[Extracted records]
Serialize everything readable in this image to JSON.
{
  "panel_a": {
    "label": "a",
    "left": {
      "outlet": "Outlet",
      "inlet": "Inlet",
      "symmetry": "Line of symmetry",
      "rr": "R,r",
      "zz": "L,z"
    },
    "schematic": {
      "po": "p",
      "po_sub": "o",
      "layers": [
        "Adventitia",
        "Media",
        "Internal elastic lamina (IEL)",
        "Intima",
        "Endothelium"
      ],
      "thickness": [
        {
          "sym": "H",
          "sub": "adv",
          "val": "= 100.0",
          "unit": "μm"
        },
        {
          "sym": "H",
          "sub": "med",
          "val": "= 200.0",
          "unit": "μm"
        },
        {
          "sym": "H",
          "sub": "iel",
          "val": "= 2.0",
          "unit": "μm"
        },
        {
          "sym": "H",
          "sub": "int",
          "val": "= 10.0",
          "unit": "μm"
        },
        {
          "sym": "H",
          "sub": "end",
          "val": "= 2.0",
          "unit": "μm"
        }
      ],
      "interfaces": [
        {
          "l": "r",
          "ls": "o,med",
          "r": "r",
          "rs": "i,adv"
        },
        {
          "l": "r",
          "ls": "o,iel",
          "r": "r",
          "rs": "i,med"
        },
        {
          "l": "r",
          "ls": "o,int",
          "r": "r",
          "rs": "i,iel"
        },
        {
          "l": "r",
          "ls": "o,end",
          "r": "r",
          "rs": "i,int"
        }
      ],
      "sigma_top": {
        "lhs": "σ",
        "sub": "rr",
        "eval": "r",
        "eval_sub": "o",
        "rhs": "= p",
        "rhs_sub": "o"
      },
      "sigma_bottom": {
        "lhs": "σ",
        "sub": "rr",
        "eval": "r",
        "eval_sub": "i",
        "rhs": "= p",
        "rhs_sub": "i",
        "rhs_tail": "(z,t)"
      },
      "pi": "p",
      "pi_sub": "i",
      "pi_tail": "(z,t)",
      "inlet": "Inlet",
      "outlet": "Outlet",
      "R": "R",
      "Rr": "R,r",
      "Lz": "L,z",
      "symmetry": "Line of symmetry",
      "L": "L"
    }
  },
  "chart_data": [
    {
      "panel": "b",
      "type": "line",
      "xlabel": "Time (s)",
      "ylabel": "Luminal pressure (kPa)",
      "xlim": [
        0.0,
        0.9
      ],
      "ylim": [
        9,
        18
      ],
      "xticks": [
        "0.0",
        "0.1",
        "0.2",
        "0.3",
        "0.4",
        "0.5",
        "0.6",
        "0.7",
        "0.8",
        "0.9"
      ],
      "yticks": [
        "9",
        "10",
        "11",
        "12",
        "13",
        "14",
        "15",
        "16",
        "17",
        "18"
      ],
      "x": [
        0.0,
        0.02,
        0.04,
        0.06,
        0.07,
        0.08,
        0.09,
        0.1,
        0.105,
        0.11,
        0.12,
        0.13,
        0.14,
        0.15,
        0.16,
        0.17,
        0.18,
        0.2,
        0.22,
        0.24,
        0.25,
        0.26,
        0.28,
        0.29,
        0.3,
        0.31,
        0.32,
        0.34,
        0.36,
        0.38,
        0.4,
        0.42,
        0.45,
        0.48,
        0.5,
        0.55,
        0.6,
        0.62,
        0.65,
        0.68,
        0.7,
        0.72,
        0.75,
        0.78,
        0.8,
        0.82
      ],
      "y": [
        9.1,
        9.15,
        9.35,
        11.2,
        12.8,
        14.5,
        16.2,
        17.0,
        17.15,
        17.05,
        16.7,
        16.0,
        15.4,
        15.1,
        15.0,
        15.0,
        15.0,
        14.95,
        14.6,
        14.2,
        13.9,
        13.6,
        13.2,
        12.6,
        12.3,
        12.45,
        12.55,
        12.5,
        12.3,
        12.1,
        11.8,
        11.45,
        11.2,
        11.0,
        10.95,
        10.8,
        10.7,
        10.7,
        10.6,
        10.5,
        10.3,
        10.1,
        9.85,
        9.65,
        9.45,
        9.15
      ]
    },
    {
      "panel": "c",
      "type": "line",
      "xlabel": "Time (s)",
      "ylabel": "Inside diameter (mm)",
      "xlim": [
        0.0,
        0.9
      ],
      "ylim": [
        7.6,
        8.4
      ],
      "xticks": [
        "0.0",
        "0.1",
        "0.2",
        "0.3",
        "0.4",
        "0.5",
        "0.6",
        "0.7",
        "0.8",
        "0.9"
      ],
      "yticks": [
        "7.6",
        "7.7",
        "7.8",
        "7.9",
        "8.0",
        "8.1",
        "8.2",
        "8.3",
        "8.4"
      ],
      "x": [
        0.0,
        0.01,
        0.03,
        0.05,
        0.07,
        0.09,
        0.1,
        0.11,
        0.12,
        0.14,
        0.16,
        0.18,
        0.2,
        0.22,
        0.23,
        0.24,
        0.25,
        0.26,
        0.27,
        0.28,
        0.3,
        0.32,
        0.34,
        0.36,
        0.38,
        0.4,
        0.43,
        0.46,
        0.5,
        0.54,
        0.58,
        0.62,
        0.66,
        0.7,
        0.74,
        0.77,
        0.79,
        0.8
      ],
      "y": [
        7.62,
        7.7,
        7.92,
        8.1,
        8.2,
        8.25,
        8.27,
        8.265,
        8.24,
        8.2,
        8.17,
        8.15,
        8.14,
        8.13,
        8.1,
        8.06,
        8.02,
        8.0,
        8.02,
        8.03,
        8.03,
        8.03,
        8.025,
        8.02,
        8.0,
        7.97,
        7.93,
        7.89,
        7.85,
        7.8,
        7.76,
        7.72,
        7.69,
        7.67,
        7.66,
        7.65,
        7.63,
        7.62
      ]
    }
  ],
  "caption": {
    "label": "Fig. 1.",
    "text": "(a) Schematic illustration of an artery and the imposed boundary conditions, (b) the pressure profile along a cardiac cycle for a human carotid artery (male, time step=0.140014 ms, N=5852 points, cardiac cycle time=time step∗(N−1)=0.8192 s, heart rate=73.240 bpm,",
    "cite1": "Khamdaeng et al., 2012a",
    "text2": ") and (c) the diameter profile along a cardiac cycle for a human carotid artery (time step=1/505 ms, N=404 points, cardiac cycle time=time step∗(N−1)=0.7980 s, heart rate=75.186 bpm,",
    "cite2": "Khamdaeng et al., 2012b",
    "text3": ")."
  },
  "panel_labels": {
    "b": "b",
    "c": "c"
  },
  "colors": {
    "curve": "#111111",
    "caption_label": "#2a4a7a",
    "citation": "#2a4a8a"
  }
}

---

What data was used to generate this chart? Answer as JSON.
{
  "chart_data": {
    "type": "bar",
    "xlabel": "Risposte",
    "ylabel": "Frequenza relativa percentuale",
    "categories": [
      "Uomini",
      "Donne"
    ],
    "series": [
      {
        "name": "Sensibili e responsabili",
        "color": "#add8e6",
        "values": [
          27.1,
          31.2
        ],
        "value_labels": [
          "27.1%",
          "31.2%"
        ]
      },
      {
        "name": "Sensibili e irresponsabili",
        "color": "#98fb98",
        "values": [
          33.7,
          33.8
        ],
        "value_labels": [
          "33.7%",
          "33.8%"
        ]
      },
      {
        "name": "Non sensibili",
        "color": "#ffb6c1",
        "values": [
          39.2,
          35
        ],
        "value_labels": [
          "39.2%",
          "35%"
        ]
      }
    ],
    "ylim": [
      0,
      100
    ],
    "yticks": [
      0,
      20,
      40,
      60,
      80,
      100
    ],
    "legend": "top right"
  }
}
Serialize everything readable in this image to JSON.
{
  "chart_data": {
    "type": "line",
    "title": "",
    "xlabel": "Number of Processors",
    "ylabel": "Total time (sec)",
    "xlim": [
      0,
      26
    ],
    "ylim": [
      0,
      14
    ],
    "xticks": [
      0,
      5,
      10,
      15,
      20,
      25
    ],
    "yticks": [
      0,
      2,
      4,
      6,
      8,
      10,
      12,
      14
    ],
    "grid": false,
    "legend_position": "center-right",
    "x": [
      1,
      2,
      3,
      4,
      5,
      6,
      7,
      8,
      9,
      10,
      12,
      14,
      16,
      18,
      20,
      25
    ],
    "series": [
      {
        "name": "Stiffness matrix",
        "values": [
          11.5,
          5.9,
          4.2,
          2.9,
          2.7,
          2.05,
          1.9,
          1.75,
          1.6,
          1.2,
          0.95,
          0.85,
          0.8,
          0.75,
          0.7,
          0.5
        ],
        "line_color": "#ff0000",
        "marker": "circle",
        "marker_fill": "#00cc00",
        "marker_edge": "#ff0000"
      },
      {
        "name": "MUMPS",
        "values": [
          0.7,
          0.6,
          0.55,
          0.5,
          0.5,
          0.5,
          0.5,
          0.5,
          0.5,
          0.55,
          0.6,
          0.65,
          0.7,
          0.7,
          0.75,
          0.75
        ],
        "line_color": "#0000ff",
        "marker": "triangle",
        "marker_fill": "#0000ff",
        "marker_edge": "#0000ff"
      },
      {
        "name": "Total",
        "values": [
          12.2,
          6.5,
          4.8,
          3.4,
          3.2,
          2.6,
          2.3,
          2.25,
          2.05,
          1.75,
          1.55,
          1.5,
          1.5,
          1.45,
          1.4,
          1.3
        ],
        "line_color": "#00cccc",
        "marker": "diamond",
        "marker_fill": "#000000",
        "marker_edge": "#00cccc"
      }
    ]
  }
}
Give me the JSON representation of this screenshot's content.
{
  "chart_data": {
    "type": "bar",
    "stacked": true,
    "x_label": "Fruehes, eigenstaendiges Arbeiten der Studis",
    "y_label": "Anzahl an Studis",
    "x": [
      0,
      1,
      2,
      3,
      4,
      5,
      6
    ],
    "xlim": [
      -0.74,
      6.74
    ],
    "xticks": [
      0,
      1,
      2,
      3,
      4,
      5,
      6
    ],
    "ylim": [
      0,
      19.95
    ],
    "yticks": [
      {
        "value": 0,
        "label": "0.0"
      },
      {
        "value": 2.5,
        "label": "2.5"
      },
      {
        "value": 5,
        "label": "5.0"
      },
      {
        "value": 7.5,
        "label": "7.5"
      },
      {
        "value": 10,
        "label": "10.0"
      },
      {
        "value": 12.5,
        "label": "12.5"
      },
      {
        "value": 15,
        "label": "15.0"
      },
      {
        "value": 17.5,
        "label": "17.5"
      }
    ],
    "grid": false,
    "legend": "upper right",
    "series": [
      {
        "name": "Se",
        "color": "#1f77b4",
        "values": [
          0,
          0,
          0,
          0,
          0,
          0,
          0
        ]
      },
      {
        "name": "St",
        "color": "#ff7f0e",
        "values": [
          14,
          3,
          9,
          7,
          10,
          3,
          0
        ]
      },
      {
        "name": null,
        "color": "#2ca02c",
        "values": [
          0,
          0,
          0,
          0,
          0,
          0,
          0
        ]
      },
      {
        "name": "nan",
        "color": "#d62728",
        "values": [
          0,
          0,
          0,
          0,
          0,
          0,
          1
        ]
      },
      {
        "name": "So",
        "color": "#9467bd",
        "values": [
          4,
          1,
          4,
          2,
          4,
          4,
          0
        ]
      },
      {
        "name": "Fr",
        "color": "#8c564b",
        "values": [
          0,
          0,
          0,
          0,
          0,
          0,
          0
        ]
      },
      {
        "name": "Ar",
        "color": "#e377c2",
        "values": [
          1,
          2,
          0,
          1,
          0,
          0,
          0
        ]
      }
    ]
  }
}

PROBLEM :: Among the lines above, count those containing the word "pressure" and give nothing but the result.

TASK OUTPUT :: 2